▶ **REQUEST**
Quote all entries exactly, leaving pictures aside.

▶ **RECORDS SHOWN**

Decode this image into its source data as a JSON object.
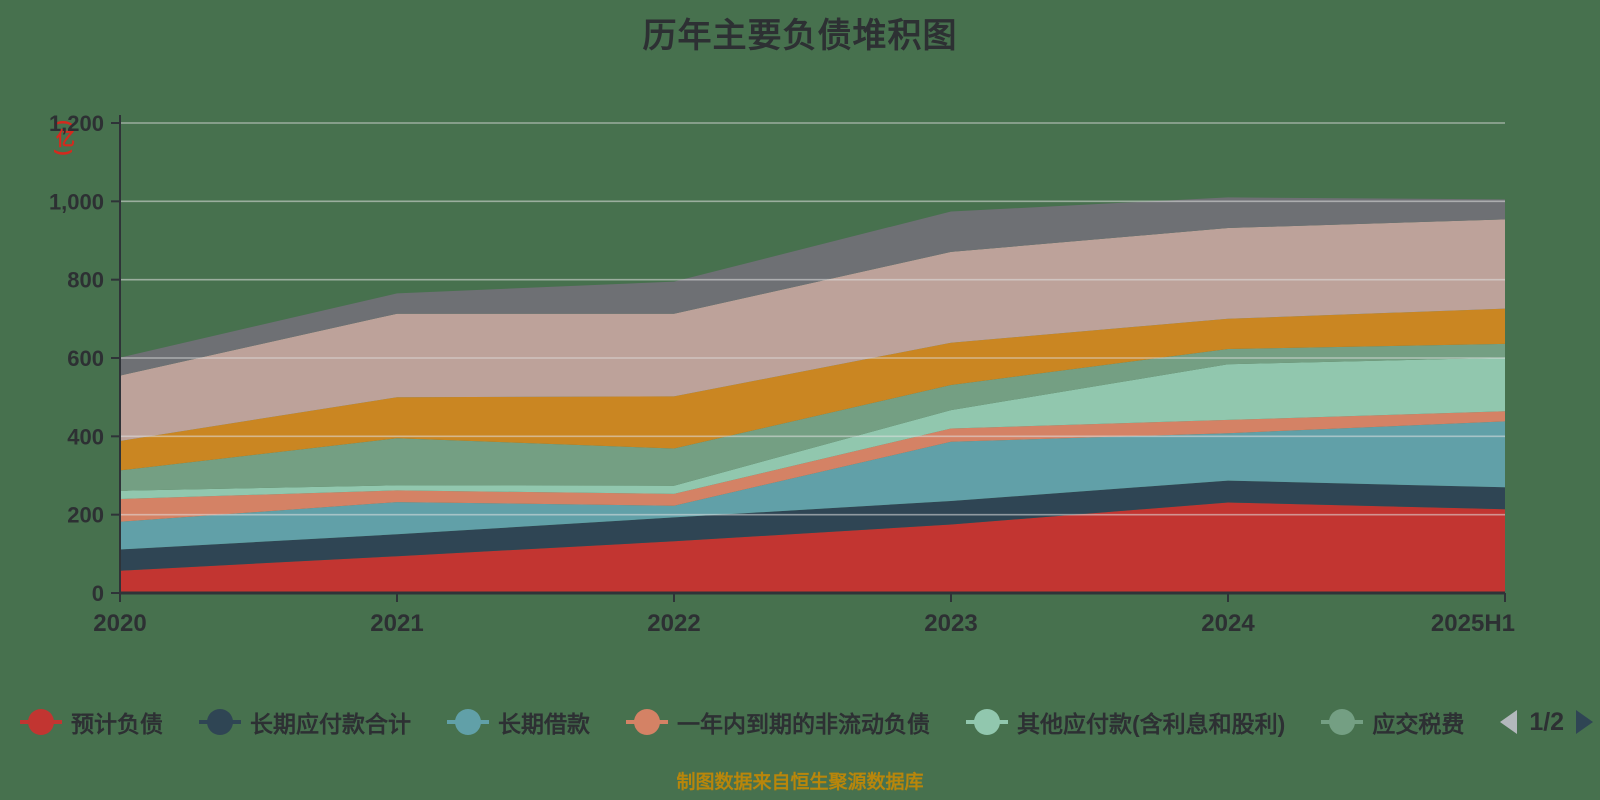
{
  "title": "历年主要负债堆积图",
  "footer": "制图数据来自恒生聚源数据库",
  "legend": {
    "page_label": "1/2",
    "items": [
      {
        "label": "预计负债",
        "color": "#c23531"
      },
      {
        "label": "长期应付款合计",
        "color": "#2f4554"
      },
      {
        "label": "长期借款",
        "color": "#61a0a8"
      },
      {
        "label": "一年内到期的非流动负债",
        "color": "#d48265"
      },
      {
        "label": "其他应付款(含利息和股利)",
        "color": "#91c7ae"
      },
      {
        "label": "应交税费",
        "color": "#749f83"
      }
    ]
  },
  "chart_data": {
    "type": "area",
    "stacked": true,
    "title": "历年主要负债堆积图",
    "categories": [
      "2020",
      "2021",
      "2022",
      "2023",
      "2024",
      "2025H1"
    ],
    "series": [
      {
        "name": "预计负债",
        "color": "#c23531",
        "values": [
          57,
          94,
          132,
          175,
          231,
          214
        ]
      },
      {
        "name": "长期应付款合计",
        "color": "#2f4554",
        "values": [
          54,
          56,
          61,
          60,
          56,
          56
        ]
      },
      {
        "name": "长期借款",
        "color": "#61a0a8",
        "values": [
          71,
          82,
          30,
          151,
          121,
          168
        ]
      },
      {
        "name": "一年内到期的非流动负债",
        "color": "#d48265",
        "values": [
          58,
          30,
          30,
          34,
          34,
          26
        ]
      },
      {
        "name": "其他应付款(含利息和股利)",
        "color": "#91c7ae",
        "values": [
          21,
          13,
          21,
          47,
          142,
          137
        ]
      },
      {
        "name": "应交税费",
        "color": "#749f83",
        "values": [
          52,
          120,
          95,
          64,
          39,
          35
        ]
      },
      {
        "name": "",
        "color": "#ca8622",
        "values": [
          75,
          105,
          133,
          108,
          77,
          90
        ]
      },
      {
        "name": "",
        "color": "#bda29a",
        "values": [
          167,
          213,
          211,
          232,
          232,
          228
        ]
      },
      {
        "name": "",
        "color": "#6e7074",
        "values": [
          46,
          52,
          82,
          103,
          78,
          51
        ]
      }
    ],
    "y_axis": {
      "unit_label": "(亿)",
      "min": 0,
      "max": 1200,
      "tick_interval": 200,
      "tick_labels": [
        "0",
        "200",
        "400",
        "600",
        "800",
        "1,000",
        "1,200"
      ]
    },
    "xlabel": "",
    "ylabel": "(亿)",
    "grid": true,
    "legend_position": "bottom"
  },
  "colors": {
    "background": "#47714e",
    "text": "#2d3033",
    "axis": "#2f3338",
    "gridline": "#e0e0e0",
    "unit_label": "#d42a1e",
    "footer_text": "#b8860b",
    "pager_prev": "#b3b8bc",
    "pager_next": "#2f4554"
  }
}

▶ **PROBLEM SOLUTION**
Decode this image into its source data as a JSON object.
{
  "title": "历年主要负债堆积图",
  "footer": "制图数据来自恒生聚源数据库",
  "legend": {
    "page_label": "1/2",
    "items": [
      {
        "label": "预计负债",
        "color": "#c23531"
      },
      {
        "label": "长期应付款合计",
        "color": "#2f4554"
      },
      {
        "label": "长期借款",
        "color": "#61a0a8"
      },
      {
        "label": "一年内到期的非流动负债",
        "color": "#d48265"
      },
      {
        "label": "其他应付款(含利息和股利)",
        "color": "#91c7ae"
      },
      {
        "label": "应交税费",
        "color": "#749f83"
      }
    ]
  },
  "chart_data": {
    "type": "area",
    "stacked": true,
    "title": "历年主要负债堆积图",
    "categories": [
      "2020",
      "2021",
      "2022",
      "2023",
      "2024",
      "2025H1"
    ],
    "series": [
      {
        "name": "预计负债",
        "color": "#c23531",
        "values": [
          57,
          94,
          132,
          175,
          231,
          214
        ]
      },
      {
        "name": "长期应付款合计",
        "color": "#2f4554",
        "values": [
          54,
          56,
          61,
          60,
          56,
          56
        ]
      },
      {
        "name": "长期借款",
        "color": "#61a0a8",
        "values": [
          71,
          82,
          30,
          151,
          121,
          168
        ]
      },
      {
        "name": "一年内到期的非流动负债",
        "color": "#d48265",
        "values": [
          58,
          30,
          30,
          34,
          34,
          26
        ]
      },
      {
        "name": "其他应付款(含利息和股利)",
        "color": "#91c7ae",
        "values": [
          21,
          13,
          21,
          47,
          142,
          137
        ]
      },
      {
        "name": "应交税费",
        "color": "#749f83",
        "values": [
          52,
          120,
          95,
          64,
          39,
          35
        ]
      },
      {
        "name": "",
        "color": "#ca8622",
        "values": [
          75,
          105,
          133,
          108,
          77,
          90
        ]
      },
      {
        "name": "",
        "color": "#bda29a",
        "values": [
          167,
          213,
          211,
          232,
          232,
          228
        ]
      },
      {
        "name": "",
        "color": "#6e7074",
        "values": [
          46,
          52,
          82,
          103,
          78,
          51
        ]
      }
    ],
    "y_axis": {
      "unit_label": "(亿)",
      "min": 0,
      "max": 1200,
      "tick_interval": 200,
      "tick_labels": [
        "0",
        "200",
        "400",
        "600",
        "800",
        "1,000",
        "1,200"
      ]
    },
    "xlabel": "",
    "ylabel": "(亿)",
    "grid": true,
    "legend_position": "bottom"
  },
  "colors": {
    "background": "#47714e",
    "text": "#2d3033",
    "axis": "#2f3338",
    "gridline": "#e0e0e0",
    "unit_label": "#d42a1e",
    "footer_text": "#b8860b",
    "pager_prev": "#b3b8bc",
    "pager_next": "#2f4554"
  }
}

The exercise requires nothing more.